Please return the full listing below without altering anything.

== MATERIAL PROVIDED

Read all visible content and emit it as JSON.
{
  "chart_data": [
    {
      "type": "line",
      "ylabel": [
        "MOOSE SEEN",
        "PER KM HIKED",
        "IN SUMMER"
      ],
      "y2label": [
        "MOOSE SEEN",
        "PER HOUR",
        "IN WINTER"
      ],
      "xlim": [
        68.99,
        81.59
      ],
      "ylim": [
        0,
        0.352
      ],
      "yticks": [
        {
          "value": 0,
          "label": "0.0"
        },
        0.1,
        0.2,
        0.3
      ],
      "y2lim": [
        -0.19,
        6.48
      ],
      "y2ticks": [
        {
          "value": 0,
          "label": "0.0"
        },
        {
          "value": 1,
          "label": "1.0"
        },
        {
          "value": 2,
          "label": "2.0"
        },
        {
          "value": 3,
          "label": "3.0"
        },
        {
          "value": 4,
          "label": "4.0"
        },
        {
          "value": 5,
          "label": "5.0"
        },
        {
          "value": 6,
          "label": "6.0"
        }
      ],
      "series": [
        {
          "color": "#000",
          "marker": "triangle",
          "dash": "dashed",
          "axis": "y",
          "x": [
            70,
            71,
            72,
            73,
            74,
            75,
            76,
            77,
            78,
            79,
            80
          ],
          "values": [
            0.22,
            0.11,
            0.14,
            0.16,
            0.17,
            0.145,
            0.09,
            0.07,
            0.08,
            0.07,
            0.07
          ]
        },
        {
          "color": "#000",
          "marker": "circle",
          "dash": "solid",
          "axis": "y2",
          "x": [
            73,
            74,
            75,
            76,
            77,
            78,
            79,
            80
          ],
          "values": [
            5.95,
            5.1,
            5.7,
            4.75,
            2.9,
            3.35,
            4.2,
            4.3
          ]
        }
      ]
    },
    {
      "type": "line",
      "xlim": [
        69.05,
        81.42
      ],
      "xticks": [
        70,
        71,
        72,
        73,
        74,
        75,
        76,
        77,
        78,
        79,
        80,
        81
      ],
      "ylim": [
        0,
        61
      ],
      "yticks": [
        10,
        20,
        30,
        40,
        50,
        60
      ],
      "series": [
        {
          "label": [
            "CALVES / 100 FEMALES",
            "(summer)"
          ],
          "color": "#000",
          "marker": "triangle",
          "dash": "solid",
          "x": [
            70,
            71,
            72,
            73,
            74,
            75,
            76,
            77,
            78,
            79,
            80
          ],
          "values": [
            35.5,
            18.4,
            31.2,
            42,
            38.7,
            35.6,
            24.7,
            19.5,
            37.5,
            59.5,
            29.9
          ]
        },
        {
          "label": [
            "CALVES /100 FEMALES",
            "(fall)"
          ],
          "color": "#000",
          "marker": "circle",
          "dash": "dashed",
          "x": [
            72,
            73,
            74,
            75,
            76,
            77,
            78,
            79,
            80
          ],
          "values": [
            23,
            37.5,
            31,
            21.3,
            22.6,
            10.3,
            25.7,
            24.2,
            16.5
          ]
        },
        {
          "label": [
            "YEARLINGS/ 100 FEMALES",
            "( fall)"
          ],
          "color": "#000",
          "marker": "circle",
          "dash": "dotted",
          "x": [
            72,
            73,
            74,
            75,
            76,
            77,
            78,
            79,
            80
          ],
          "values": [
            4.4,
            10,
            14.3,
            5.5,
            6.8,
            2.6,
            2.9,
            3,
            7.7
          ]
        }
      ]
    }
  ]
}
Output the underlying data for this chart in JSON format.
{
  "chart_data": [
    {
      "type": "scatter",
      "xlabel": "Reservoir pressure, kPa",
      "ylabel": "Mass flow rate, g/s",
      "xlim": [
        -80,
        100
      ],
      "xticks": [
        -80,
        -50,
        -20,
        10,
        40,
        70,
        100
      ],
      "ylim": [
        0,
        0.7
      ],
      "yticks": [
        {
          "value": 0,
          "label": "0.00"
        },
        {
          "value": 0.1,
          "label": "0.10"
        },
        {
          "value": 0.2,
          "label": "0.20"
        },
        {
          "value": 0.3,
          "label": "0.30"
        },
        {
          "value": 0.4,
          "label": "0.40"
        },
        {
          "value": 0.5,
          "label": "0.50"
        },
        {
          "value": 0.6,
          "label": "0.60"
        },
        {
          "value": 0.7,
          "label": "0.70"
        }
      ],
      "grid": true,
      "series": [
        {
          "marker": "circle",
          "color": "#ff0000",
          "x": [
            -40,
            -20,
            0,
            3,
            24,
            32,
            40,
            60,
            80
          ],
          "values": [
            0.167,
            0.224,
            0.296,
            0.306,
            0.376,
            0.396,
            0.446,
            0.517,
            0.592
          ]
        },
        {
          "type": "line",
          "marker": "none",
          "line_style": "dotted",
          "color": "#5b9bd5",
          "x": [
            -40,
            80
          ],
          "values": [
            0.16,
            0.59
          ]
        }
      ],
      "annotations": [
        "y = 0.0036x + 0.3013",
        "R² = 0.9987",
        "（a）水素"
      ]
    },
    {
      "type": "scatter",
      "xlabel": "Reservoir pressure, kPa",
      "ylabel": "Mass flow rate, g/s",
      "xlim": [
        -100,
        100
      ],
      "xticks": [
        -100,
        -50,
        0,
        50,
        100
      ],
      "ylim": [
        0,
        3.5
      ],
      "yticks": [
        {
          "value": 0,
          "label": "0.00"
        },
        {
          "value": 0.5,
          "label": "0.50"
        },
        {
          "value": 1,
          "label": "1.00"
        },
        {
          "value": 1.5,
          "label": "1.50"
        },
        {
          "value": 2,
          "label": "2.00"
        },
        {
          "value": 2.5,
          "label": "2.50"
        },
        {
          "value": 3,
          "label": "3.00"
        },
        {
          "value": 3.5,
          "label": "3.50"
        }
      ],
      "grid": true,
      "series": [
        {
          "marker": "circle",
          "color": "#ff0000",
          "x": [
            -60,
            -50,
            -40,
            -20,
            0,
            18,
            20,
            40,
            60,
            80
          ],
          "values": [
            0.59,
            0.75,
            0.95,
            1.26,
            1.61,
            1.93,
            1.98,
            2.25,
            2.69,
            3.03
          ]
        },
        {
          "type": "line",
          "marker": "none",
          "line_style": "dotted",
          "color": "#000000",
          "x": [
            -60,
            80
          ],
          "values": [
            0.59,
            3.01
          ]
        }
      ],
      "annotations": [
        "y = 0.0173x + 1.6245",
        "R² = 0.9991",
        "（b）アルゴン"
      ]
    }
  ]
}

====

■ **OUTPUT FOR THIS TASK**:
Read all visible content and emit it as JSON.
{
  "chart_data": [
    {
      "type": "line",
      "ylabel": [
        "MOOSE SEEN",
        "PER KM HIKED",
        "IN SUMMER"
      ],
      "y2label": [
        "MOOSE SEEN",
        "PER HOUR",
        "IN WINTER"
      ],
      "xlim": [
        68.99,
        81.59
      ],
      "ylim": [
        0,
        0.352
      ],
      "yticks": [
        {
          "value": 0,
          "label": "0.0"
        },
        0.1,
        0.2,
        0.3
      ],
      "y2lim": [
        -0.19,
        6.48
      ],
      "y2ticks": [
        {
          "value": 0,
          "label": "0.0"
        },
        {
          "value": 1,
          "label": "1.0"
        },
        {
          "value": 2,
          "label": "2.0"
        },
        {
          "value": 3,
          "label": "3.0"
        },
        {
          "value": 4,
          "label": "4.0"
        },
        {
          "value": 5,
          "label": "5.0"
        },
        {
          "value": 6,
          "label": "6.0"
        }
      ],
      "series": [
        {
          "color": "#000",
          "marker": "triangle",
          "dash": "dashed",
          "axis": "y",
          "x": [
            70,
            71,
            72,
            73,
            74,
            75,
            76,
            77,
            78,
            79,
            80
          ],
          "values": [
            0.22,
            0.11,
            0.14,
            0.16,
            0.17,
            0.145,
            0.09,
            0.07,
            0.08,
            0.07,
            0.07
          ]
        },
        {
          "color": "#000",
          "marker": "circle",
          "dash": "solid",
          "axis": "y2",
          "x": [
            73,
            74,
            75,
            76,
            77,
            78,
            79,
            80
          ],
          "values": [
            5.95,
            5.1,
            5.7,
            4.75,
            2.9,
            3.35,
            4.2,
            4.3
          ]
        }
      ]
    },
    {
      "type": "line",
      "xlim": [
        69.05,
        81.42
      ],
      "xticks": [
        70,
        71,
        72,
        73,
        74,
        75,
        76,
        77,
        78,
        79,
        80,
        81
      ],
      "ylim": [
        0,
        61
      ],
      "yticks": [
        10,
        20,
        30,
        40,
        50,
        60
      ],
      "series": [
        {
          "label": [
            "CALVES / 100 FEMALES",
            "(summer)"
          ],
          "color": "#000",
          "marker": "triangle",
          "dash": "solid",
          "x": [
            70,
            71,
            72,
            73,
            74,
            75,
            76,
            77,
            78,
            79,
            80
          ],
          "values": [
            35.5,
            18.4,
            31.2,
            42,
            38.7,
            35.6,
            24.7,
            19.5,
            37.5,
            59.5,
            29.9
          ]
        },
        {
          "label": [
            "CALVES /100 FEMALES",
            "(fall)"
          ],
          "color": "#000",
          "marker": "circle",
          "dash": "dashed",
          "x": [
            72,
            73,
            74,
            75,
            76,
            77,
            78,
            79,
            80
          ],
          "values": [
            23,
            37.5,
            31,
            21.3,
            22.6,
            10.3,
            25.7,
            24.2,
            16.5
          ]
        },
        {
          "label": [
            "YEARLINGS/ 100 FEMALES",
            "( fall)"
          ],
          "color": "#000",
          "marker": "circle",
          "dash": "dotted",
          "x": [
            72,
            73,
            74,
            75,
            76,
            77,
            78,
            79,
            80
          ],
          "values": [
            4.4,
            10,
            14.3,
            5.5,
            6.8,
            2.6,
            2.9,
            3,
            7.7
          ]
        }
      ]
    }
  ]
}
Output the underlying data for this chart in JSON format.
{
  "chart_data": [
    {
      "type": "scatter",
      "xlabel": "Reservoir pressure, kPa",
      "ylabel": "Mass flow rate, g/s",
      "xlim": [
        -80,
        100
      ],
      "xticks": [
        -80,
        -50,
        -20,
        10,
        40,
        70,
        100
      ],
      "ylim": [
        0,
        0.7
      ],
      "yticks": [
        {
          "value": 0,
          "label": "0.00"
        },
        {
          "value": 0.1,
          "label": "0.10"
        },
        {
          "value": 0.2,
          "label": "0.20"
        },
        {
          "value": 0.3,
          "label": "0.30"
        },
        {
          "value": 0.4,
          "label": "0.40"
        },
        {
          "value": 0.5,
          "label": "0.50"
        },
        {
          "value": 0.6,
          "label": "0.60"
        },
        {
          "value": 0.7,
          "label": "0.70"
        }
      ],
      "grid": true,
      "series": [
        {
          "marker": "circle",
          "color": "#ff0000",
          "x": [
            -40,
            -20,
            0,
            3,
            24,
            32,
            40,
            60,
            80
          ],
          "values": [
            0.167,
            0.224,
            0.296,
            0.306,
            0.376,
            0.396,
            0.446,
            0.517,
            0.592
          ]
        },
        {
          "type": "line",
          "marker": "none",
          "line_style": "dotted",
          "color": "#5b9bd5",
          "x": [
            -40,
            80
          ],
          "values": [
            0.16,
            0.59
          ]
        }
      ],
      "annotations": [
        "y = 0.0036x + 0.3013",
        "R² = 0.9987",
        "（a）水素"
      ]
    },
    {
      "type": "scatter",
      "xlabel": "Reservoir pressure, kPa",
      "ylabel": "Mass flow rate, g/s",
      "xlim": [
        -100,
        100
      ],
      "xticks": [
        -100,
        -50,
        0,
        50,
        100
      ],
      "ylim": [
        0,
        3.5
      ],
      "yticks": [
        {
          "value": 0,
          "label": "0.00"
        },
        {
          "value": 0.5,
          "label": "0.50"
        },
        {
          "value": 1,
          "label": "1.00"
        },
        {
          "value": 1.5,
          "label": "1.50"
        },
        {
          "value": 2,
          "label": "2.00"
        },
        {
          "value": 2.5,
          "label": "2.50"
        },
        {
          "value": 3,
          "label": "3.00"
        },
        {
          "value": 3.5,
          "label": "3.50"
        }
      ],
      "grid": true,
      "series": [
        {
          "marker": "circle",
          "color": "#ff0000",
          "x": [
            -60,
            -50,
            -40,
            -20,
            0,
            18,
            20,
            40,
            60,
            80
          ],
          "values": [
            0.59,
            0.75,
            0.95,
            1.26,
            1.61,
            1.93,
            1.98,
            2.25,
            2.69,
            3.03
          ]
        },
        {
          "type": "line",
          "marker": "none",
          "line_style": "dotted",
          "color": "#000000",
          "x": [
            -60,
            80
          ],
          "values": [
            0.59,
            3.01
          ]
        }
      ],
      "annotations": [
        "y = 0.0173x + 1.6245",
        "R² = 0.9991",
        "（b）アルゴン"
      ]
    }
  ]
}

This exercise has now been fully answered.